**What to work on**
Look through the material below. Copy every line with the string "values" in it.

**Data lines**
++++++++++++++++++++
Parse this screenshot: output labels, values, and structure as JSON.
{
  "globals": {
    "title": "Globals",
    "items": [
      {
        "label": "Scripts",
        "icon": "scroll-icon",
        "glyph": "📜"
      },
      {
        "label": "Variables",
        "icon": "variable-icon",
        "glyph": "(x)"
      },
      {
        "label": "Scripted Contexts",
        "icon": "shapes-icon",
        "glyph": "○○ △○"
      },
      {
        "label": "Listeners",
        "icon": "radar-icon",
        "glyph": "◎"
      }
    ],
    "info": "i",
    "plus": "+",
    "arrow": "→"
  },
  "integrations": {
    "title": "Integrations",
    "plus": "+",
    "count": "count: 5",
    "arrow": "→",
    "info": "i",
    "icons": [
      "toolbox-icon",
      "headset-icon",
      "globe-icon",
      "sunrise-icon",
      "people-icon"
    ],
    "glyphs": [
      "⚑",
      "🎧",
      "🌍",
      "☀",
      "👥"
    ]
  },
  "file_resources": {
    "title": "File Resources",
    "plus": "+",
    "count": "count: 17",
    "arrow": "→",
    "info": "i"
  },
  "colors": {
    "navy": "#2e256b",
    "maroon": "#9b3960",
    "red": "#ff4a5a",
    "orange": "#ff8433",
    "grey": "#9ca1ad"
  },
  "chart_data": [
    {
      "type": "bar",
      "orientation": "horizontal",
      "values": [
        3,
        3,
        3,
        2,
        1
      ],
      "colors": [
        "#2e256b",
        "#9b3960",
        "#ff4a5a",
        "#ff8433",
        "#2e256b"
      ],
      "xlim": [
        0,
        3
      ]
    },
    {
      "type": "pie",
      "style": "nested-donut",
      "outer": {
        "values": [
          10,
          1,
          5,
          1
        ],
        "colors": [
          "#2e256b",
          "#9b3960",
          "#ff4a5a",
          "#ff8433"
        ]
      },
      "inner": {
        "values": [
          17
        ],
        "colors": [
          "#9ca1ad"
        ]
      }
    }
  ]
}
++++++++++++++++++++
**Exercise solution**
Parse this screenshot: output labels, values, and structure as JSON.
      "values": [
        "values": [
        "values": [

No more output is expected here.